All of the data needs to be repeated exactly.
>> Start EXERCISE DATA
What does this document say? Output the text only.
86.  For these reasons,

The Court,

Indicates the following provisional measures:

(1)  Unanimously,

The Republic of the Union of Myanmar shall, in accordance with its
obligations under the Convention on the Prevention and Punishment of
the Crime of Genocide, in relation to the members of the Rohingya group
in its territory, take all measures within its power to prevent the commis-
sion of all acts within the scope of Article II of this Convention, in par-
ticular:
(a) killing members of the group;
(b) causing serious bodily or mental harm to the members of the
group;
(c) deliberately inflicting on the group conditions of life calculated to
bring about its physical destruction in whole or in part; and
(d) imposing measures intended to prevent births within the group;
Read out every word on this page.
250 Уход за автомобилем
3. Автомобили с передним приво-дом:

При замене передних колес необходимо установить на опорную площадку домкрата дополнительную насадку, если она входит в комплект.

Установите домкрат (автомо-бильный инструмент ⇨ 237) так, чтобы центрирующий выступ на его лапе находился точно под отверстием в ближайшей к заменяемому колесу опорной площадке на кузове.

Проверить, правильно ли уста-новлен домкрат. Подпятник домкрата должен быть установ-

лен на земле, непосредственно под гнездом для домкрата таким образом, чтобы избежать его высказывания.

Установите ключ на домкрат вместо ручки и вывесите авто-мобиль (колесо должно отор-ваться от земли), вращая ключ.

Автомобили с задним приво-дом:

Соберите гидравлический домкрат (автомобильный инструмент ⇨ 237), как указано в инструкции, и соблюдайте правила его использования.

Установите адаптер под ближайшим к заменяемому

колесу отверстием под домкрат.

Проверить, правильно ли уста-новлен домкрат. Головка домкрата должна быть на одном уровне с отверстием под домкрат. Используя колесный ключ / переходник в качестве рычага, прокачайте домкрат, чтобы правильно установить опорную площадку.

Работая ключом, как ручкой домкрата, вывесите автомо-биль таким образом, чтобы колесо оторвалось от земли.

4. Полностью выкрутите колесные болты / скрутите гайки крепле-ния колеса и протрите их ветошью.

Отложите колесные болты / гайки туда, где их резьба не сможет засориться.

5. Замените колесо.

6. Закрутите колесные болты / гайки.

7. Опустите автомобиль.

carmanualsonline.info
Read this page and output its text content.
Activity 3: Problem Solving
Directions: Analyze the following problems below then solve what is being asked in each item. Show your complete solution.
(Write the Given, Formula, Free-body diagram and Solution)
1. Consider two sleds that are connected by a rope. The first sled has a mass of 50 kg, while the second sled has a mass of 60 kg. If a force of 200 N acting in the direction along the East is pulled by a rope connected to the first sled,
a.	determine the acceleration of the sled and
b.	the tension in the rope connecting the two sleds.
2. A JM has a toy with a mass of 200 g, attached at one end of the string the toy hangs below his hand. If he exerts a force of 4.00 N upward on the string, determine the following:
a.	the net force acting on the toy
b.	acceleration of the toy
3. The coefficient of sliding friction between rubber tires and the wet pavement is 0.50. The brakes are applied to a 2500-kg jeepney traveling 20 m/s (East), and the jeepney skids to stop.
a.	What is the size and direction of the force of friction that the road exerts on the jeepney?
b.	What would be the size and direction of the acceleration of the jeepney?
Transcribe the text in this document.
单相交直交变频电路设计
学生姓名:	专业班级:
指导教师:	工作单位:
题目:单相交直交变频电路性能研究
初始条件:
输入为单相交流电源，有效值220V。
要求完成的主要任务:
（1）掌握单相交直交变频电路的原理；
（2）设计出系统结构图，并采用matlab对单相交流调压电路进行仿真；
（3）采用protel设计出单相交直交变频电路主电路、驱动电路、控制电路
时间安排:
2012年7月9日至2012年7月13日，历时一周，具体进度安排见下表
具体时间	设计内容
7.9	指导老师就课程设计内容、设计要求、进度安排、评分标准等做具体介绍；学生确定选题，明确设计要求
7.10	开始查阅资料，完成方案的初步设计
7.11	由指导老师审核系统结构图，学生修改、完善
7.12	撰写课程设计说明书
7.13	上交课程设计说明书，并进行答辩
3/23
>> End EXERCISE DATA
ANSWER FOR THIS EXERCISE »
What does this document say? Output the text only.
86.  For these reasons,

The Court,

Indicates the following provisional measures:

(1)  Unanimously,

The Republic of the Union of Myanmar shall, in accordance with its
obligations under the Convention on the Prevention and Punishment of
the Crime of Genocide, in relation to the members of the Rohingya group
in its territory, take all measures within its power to prevent the commis-
sion of all acts within the scope of Article II of this Convention, in par-
ticular:
(a) killing members of the group;
(b) causing serious bodily or mental harm to the members of the
group;
(c) deliberately inflicting on the group conditions of life calculated to
bring about its physical destruction in whole or in part; and
(d) imposing measures intended to prevent births within the group;
Read out every word on this page.
250 Уход за автомобилем
3. Автомобили с передним приво-дом:

При замене передних колес необходимо установить на опорную площадку домкрата дополнительную насадку, если она входит в комплект.

Установите домкрат (автомо-бильный инструмент ⇨ 237) так, чтобы центрирующий выступ на его лапе находился точно под отверстием в ближайшей к заменяемому колесу опорной площадке на кузове.

Проверить, правильно ли уста-новлен домкрат. Подпятник домкрата должен быть установ-

лен на земле, непосредственно под гнездом для домкрата таким образом, чтобы избежать его высказывания.

Установите ключ на домкрат вместо ручки и вывесите авто-мобиль (колесо должно отор-ваться от земли), вращая ключ.

Автомобили с задним приво-дом:

Соберите гидравлический домкрат (автомобильный инструмент ⇨ 237), как указано в инструкции, и соблюдайте правила его использования.

Установите адаптер под ближайшим к заменяемому

колесу отверстием под домкрат.

Проверить, правильно ли уста-новлен домкрат. Головка домкрата должна быть на одном уровне с отверстием под домкрат. Используя колесный ключ / переходник в качестве рычага, прокачайте домкрат, чтобы правильно установить опорную площадку.

Работая ключом, как ручкой домкрата, вывесите автомо-биль таким образом, чтобы колесо оторвалось от земли.

4. Полностью выкрутите колесные болты / скрутите гайки крепле-ния колеса и протрите их ветошью.

Отложите колесные болты / гайки туда, где их резьба не сможет засориться.

5. Замените колесо.

6. Закрутите колесные болты / гайки.

7. Опустите автомобиль.

carmanualsonline.info
Read this page and output its text content.
Activity 3: Problem Solving
Directions: Analyze the following problems below then solve what is being asked in each item. Show your complete solution.
(Write the Given, Formula, Free-body diagram and Solution)
1. Consider two sleds that are connected by a rope. The first sled has a mass of 50 kg, while the second sled has a mass of 60 kg. If a force of 200 N acting in the direction along the East is pulled by a rope connected to the first sled,
a.	determine the acceleration of the sled and
b.	the tension in the rope connecting the two sleds.
2. A JM has a toy with a mass of 200 g, attached at one end of the string the toy hangs below his hand. If he exerts a force of 4.00 N upward on the string, determine the following:
a.	the net force acting on the toy
b.	acceleration of the toy
3. The coefficient of sliding friction between rubber tires and the wet pavement is 0.50. The brakes are applied to a 2500-kg jeepney traveling 20 m/s (East), and the jeepney skids to stop.
a.	What is the size and direction of the force of friction that the road exerts on the jeepney?
b.	What would be the size and direction of the acceleration of the jeepney?
Transcribe the text in this document.
单相交直交变频电路设计
学生姓名:	专业班级:
指导教师:	工作单位:
题目:单相交直交变频电路性能研究
初始条件:
输入为单相交流电源，有效值220V。
要求完成的主要任务:
（1）掌握单相交直交变频电路的原理；
（2）设计出系统结构图，并采用matlab对单相交流调压电路进行仿真；
（3）采用protel设计出单相交直交变频电路主电路、驱动电路、控制电路
时间安排:
2012年7月9日至2012年7月13日，历时一周，具体进度安排见下表
具体时间	设计内容
7.9	指导老师就课程设计内容、设计要求、进度安排、评分标准等做具体介绍；学生确定选题，明确设计要求
7.10	开始查阅资料，完成方案的初步设计
7.11	由指导老师审核系统结构图，学生修改、完善
7.12	撰写课程设计说明书
7.13	上交课程设计说明书，并进行答辩
3/23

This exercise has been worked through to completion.